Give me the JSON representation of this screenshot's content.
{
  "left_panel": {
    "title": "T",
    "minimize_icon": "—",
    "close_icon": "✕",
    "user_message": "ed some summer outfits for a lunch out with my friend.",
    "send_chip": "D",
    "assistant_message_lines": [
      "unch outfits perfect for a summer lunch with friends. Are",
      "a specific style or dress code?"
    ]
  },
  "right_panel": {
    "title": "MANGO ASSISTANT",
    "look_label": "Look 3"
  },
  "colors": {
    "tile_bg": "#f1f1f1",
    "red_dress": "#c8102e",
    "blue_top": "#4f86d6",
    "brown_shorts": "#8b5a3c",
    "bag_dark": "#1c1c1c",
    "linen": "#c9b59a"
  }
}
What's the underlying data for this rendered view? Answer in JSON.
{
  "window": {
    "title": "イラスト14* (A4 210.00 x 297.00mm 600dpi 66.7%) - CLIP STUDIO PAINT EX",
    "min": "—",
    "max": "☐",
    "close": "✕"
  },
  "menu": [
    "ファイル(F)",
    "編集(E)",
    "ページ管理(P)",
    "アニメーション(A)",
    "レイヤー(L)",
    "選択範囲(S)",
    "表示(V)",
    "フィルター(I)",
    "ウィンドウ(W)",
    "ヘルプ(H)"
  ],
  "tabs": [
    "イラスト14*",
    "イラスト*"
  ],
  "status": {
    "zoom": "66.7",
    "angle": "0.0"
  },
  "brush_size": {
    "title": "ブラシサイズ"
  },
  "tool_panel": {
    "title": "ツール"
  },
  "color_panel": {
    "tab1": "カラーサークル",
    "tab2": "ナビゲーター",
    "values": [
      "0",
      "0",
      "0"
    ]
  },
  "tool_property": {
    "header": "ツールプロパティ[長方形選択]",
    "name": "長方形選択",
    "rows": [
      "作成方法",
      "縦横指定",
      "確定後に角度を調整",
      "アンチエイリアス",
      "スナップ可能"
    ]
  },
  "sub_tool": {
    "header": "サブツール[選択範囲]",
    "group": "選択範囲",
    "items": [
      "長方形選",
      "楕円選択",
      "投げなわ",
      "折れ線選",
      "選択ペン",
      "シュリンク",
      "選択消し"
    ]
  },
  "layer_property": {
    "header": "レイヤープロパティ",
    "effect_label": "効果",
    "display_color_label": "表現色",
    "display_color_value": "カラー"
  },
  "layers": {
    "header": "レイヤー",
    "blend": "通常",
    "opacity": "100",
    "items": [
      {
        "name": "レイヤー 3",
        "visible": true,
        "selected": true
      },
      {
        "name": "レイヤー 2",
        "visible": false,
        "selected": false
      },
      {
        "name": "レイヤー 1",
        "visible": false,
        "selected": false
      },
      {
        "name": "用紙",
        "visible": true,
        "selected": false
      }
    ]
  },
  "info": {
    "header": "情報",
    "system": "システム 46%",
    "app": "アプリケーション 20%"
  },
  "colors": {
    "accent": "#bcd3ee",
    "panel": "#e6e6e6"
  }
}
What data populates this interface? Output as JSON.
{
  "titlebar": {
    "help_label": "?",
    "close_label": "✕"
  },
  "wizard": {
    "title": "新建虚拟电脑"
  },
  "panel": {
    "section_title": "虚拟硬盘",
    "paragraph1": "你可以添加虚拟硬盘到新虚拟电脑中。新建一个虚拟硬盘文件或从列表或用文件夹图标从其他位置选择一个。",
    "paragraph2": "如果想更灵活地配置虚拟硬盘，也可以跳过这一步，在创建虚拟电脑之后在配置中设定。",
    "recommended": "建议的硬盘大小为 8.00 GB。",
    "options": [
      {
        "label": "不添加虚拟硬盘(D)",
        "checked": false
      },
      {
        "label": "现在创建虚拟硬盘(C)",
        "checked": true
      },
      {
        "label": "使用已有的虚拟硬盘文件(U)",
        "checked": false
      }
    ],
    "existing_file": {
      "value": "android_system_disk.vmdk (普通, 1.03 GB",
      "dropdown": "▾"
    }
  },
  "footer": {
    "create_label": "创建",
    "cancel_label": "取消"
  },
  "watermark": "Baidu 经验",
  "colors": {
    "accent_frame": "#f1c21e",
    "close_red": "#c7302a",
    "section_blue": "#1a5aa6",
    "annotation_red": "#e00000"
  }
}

Problem details: Return all lines containing "What".

Reply:
What's the underlying data for this rendered view? Answer in JSON.
What data populates this interface? Output as JSON.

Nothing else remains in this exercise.